▶ Exercise
Copy every one of the following records line for line, with no changes.

▶ Data for the task
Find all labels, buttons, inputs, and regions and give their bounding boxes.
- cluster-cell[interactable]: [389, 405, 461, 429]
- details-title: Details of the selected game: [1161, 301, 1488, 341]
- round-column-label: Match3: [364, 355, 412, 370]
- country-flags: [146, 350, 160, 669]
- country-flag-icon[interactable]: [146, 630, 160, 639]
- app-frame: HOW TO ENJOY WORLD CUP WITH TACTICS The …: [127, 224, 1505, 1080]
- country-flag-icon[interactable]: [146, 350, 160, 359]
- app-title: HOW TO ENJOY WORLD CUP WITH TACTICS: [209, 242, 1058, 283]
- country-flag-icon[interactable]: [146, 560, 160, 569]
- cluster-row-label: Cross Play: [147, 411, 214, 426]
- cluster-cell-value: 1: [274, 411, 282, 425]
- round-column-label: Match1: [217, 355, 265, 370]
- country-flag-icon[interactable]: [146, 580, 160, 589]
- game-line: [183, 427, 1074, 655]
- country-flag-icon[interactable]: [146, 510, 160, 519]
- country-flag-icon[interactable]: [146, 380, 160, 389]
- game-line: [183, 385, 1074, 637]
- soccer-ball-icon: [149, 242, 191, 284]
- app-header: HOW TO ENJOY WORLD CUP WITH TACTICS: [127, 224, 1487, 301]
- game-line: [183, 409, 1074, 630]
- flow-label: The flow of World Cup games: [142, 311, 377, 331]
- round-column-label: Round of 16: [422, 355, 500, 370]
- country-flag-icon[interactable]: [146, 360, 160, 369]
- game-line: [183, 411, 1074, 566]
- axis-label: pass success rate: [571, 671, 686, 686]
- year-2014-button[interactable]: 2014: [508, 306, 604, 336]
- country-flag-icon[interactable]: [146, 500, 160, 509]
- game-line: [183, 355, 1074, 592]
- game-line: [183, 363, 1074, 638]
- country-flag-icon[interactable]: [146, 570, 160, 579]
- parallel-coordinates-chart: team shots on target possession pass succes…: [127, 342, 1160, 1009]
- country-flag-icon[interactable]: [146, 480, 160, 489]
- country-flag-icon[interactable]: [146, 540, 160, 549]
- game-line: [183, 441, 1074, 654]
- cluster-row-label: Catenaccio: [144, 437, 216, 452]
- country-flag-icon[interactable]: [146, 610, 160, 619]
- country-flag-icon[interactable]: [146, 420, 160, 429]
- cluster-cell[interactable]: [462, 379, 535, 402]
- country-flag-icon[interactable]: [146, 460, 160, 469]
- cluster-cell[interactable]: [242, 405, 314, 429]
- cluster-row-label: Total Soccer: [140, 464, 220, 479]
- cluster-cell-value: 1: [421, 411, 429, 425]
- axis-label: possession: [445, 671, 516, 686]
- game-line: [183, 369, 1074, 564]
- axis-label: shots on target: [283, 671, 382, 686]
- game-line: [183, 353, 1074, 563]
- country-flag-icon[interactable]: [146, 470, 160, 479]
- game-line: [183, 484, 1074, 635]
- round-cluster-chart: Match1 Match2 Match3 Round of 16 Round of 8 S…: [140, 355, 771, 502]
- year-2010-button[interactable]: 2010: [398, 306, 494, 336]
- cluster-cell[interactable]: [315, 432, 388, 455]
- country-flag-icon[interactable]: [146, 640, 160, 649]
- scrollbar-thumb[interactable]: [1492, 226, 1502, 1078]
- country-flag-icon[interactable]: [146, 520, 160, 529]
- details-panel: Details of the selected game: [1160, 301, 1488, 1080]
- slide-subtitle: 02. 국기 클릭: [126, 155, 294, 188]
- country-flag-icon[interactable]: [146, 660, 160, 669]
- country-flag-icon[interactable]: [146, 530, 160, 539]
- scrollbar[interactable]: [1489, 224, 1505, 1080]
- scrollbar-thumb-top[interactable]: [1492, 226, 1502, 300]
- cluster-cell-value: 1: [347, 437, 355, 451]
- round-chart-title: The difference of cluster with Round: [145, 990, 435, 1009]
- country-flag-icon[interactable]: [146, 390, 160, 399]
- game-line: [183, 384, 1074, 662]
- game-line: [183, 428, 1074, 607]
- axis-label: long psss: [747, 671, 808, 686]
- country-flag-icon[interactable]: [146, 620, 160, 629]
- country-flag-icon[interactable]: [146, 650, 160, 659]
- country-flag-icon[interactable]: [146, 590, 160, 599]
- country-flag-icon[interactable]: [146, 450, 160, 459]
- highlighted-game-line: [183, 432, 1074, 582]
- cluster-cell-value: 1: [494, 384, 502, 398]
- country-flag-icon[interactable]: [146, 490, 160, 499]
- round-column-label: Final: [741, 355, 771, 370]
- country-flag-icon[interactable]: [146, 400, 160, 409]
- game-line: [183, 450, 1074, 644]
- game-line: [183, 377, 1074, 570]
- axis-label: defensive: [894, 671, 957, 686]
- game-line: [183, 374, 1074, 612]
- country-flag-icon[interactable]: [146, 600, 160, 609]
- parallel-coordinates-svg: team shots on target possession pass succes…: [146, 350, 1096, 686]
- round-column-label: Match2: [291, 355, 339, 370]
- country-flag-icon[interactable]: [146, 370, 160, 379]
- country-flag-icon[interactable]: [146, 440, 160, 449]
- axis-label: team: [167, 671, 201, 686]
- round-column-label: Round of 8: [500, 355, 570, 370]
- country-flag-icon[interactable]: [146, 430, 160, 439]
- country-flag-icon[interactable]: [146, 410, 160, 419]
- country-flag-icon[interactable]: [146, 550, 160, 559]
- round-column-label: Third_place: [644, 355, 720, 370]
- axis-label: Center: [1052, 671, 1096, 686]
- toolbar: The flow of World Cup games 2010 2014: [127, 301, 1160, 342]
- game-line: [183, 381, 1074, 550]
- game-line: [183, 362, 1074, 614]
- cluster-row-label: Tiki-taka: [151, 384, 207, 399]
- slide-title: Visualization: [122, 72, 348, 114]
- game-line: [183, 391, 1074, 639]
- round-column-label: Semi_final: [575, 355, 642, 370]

▶ Full output
Find all labels, buttons, inputs, and regions and give their bounding boxes.
- cluster-cell[interactable]: [389, 405, 461, 429]
- details-title: Details of the selected game: [1161, 301, 1488, 341]
- round-column-label: Match3: [364, 355, 412, 370]
- country-flags: [146, 350, 160, 669]
- country-flag-icon[interactable]: [146, 630, 160, 639]
- app-frame: HOW TO ENJOY WORLD CUP WITH TACTICS The …: [127, 224, 1505, 1080]
- country-flag-icon[interactable]: [146, 350, 160, 359]
- app-title: HOW TO ENJOY WORLD CUP WITH TACTICS: [209, 242, 1058, 283]
- country-flag-icon[interactable]: [146, 560, 160, 569]
- cluster-row-label: Cross Play: [147, 411, 214, 426]
- cluster-cell-value: 1: [274, 411, 282, 425]
- round-column-label: Match1: [217, 355, 265, 370]
- country-flag-icon[interactable]: [146, 580, 160, 589]
- game-line: [183, 427, 1074, 655]
- country-flag-icon[interactable]: [146, 510, 160, 519]
- country-flag-icon[interactable]: [146, 380, 160, 389]
- game-line: [183, 385, 1074, 637]
- soccer-ball-icon: [149, 242, 191, 284]
- app-header: HOW TO ENJOY WORLD CUP WITH TACTICS: [127, 224, 1487, 301]
- game-line: [183, 409, 1074, 630]
- flow-label: The flow of World Cup games: [142, 311, 377, 331]
- round-column-label: Round of 16: [422, 355, 500, 370]
- country-flag-icon[interactable]: [146, 360, 160, 369]
- game-line: [183, 411, 1074, 566]
- axis-label: pass success rate: [571, 671, 686, 686]
- year-2014-button[interactable]: 2014: [508, 306, 604, 336]
- country-flag-icon[interactable]: [146, 500, 160, 509]
- game-line: [183, 355, 1074, 592]
- game-line: [183, 363, 1074, 638]
- country-flag-icon[interactable]: [146, 570, 160, 579]
- parallel-coordinates-chart: team shots on target possession pass succes…: [127, 342, 1160, 1009]
- country-flag-icon[interactable]: [146, 480, 160, 489]
- country-flag-icon[interactable]: [146, 540, 160, 549]
- game-line: [183, 441, 1074, 654]
- cluster-row-label: Catenaccio: [144, 437, 216, 452]
- country-flag-icon[interactable]: [146, 610, 160, 619]
- country-flag-icon[interactable]: [146, 420, 160, 429]
- cluster-cell[interactable]: [462, 379, 535, 402]
- country-flag-icon[interactable]: [146, 460, 160, 469]
- cluster-cell[interactable]: [242, 405, 314, 429]
- cluster-row-label: Total Soccer: [140, 464, 220, 479]
- cluster-cell-value: 1: [421, 411, 429, 425]
- axis-label: possession: [445, 671, 516, 686]
- game-line: [183, 369, 1074, 564]
- axis-label: shots on target: [283, 671, 382, 686]
- game-line: [183, 353, 1074, 563]
- country-flag-icon[interactable]: [146, 470, 160, 479]
- game-line: [183, 484, 1074, 635]
- round-cluster-chart: Match1 Match2 Match3 Round of 16 Round of 8 S…: [140, 355, 771, 502]
- year-2010-button[interactable]: 2010: [398, 306, 494, 336]
- cluster-cell[interactable]: [315, 432, 388, 455]
- country-flag-icon[interactable]: [146, 640, 160, 649]
- scrollbar-thumb[interactable]: [1492, 226, 1502, 1078]
- country-flag-icon[interactable]: [146, 520, 160, 529]
- details-panel: Details of the selected game: [1160, 301, 1488, 1080]
- slide-subtitle: 02. 국기 클릭: [126, 155, 294, 188]
- country-flag-icon[interactable]: [146, 660, 160, 669]
- country-flag-icon[interactable]: [146, 530, 160, 539]
- scrollbar[interactable]: [1489, 224, 1505, 1080]
- scrollbar-thumb-top[interactable]: [1492, 226, 1502, 300]
- cluster-cell-value: 1: [347, 437, 355, 451]
- round-chart-title: The difference of cluster with Round: [145, 990, 435, 1009]
- country-flag-icon[interactable]: [146, 390, 160, 399]
- game-line: [183, 384, 1074, 662]
- game-line: [183, 428, 1074, 607]
- axis-label: long psss: [747, 671, 808, 686]
- country-flag-icon[interactable]: [146, 620, 160, 629]
- country-flag-icon[interactable]: [146, 650, 160, 659]
- country-flag-icon[interactable]: [146, 590, 160, 599]
- country-flag-icon[interactable]: [146, 450, 160, 459]
- highlighted-game-line: [183, 432, 1074, 582]
- cluster-cell-value: 1: [494, 384, 502, 398]
- country-flag-icon[interactable]: [146, 490, 160, 499]
- round-column-label: Final: [741, 355, 771, 370]
- country-flag-icon[interactable]: [146, 400, 160, 409]
- game-line: [183, 450, 1074, 644]
- game-line: [183, 377, 1074, 570]
- axis-label: defensive: [894, 671, 957, 686]
- game-line: [183, 374, 1074, 612]
- country-flag-icon[interactable]: [146, 600, 160, 609]
- parallel-coordinates-svg: team shots on target possession pass succes…: [146, 350, 1096, 686]
- round-column-label: Match2: [291, 355, 339, 370]
- country-flag-icon[interactable]: [146, 370, 160, 379]
- country-flag-icon[interactable]: [146, 440, 160, 449]
- axis-label: team: [167, 671, 201, 686]
- round-column-label: Round of 8: [500, 355, 570, 370]
- country-flag-icon[interactable]: [146, 430, 160, 439]
- country-flag-icon[interactable]: [146, 410, 160, 419]
- country-flag-icon[interactable]: [146, 550, 160, 559]
- round-column-label: Third_place: [644, 355, 720, 370]
- axis-label: Center: [1052, 671, 1096, 686]
- toolbar: The flow of World Cup games 2010 2014: [127, 301, 1160, 342]
- game-line: [183, 381, 1074, 550]
- game-line: [183, 362, 1074, 614]
- cluster-row-label: Tiki-taka: [151, 384, 207, 399]
- slide-title: Visualization: [122, 72, 348, 114]
- game-line: [183, 391, 1074, 639]
- round-column-label: Semi_final: [575, 355, 642, 370]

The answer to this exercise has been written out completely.